### Brief
Collect each line of the records containing the string "BÖLÜMÜ".

-- start --

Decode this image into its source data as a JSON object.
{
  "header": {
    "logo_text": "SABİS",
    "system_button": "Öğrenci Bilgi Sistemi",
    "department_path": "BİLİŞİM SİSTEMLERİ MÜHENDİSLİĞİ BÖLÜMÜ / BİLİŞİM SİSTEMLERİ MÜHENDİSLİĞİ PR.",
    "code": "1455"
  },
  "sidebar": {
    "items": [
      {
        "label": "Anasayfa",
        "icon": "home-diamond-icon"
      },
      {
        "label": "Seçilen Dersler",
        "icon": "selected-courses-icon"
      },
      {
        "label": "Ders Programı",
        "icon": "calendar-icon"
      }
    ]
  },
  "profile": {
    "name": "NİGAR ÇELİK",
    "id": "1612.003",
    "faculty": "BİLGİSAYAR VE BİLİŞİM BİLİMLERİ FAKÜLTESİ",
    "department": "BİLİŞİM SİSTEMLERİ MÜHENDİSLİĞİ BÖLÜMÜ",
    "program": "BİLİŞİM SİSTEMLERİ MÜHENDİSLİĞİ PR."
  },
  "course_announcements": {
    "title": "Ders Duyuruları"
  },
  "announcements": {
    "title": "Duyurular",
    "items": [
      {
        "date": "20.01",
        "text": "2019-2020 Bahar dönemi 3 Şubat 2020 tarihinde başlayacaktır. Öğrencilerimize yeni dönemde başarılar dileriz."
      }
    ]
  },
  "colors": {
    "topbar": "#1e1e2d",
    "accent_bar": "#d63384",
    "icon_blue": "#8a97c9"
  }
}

-- end --
-- start --

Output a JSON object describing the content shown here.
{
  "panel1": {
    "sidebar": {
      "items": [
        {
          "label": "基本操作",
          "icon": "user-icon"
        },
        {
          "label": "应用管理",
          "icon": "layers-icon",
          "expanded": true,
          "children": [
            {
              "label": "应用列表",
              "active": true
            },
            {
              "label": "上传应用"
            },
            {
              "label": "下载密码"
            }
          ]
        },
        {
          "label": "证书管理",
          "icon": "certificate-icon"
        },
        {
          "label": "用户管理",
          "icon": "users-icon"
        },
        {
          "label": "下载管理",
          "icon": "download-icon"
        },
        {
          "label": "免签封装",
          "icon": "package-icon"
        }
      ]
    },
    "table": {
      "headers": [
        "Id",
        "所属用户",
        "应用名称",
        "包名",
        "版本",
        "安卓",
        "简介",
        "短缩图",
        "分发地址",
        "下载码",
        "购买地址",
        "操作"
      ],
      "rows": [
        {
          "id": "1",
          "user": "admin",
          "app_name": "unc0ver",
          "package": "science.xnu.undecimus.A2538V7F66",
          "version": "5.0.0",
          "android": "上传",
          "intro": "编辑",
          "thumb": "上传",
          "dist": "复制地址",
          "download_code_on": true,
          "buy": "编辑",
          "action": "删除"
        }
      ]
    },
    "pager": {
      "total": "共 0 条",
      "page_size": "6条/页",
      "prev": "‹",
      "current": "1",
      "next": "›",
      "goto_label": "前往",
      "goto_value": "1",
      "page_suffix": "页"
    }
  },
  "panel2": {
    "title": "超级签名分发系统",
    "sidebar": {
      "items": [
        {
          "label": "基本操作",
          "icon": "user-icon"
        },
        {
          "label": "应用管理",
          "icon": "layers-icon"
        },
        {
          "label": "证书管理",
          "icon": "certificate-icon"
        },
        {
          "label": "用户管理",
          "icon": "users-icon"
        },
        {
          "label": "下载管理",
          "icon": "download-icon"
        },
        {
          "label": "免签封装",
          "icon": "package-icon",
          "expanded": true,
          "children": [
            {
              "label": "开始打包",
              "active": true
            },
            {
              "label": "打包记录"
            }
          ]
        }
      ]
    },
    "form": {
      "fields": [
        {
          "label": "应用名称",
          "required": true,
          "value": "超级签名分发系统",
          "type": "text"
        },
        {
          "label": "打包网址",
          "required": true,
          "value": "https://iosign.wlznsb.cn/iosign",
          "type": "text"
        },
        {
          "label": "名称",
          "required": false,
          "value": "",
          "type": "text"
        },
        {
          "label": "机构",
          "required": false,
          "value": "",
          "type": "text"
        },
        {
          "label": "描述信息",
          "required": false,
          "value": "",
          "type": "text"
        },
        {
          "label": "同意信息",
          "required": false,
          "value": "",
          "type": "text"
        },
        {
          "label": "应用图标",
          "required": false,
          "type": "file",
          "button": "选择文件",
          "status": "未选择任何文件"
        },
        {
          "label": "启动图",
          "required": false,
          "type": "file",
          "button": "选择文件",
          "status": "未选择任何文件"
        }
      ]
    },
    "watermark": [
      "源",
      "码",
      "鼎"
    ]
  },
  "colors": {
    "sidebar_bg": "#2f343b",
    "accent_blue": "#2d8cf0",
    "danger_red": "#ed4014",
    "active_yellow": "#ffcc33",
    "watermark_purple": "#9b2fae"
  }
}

-- end --

### Solution for this exercise
    "department_path": "BİLİŞİM SİSTEMLERİ MÜHENDİSLİĞİ BÖLÜMÜ / BİLİŞİM SİSTEMLERİ MÜHENDİSLİĞİ PR.",
    "department": "BİLİŞİM SİSTEMLERİ MÜHENDİSLİĞİ BÖLÜMÜ",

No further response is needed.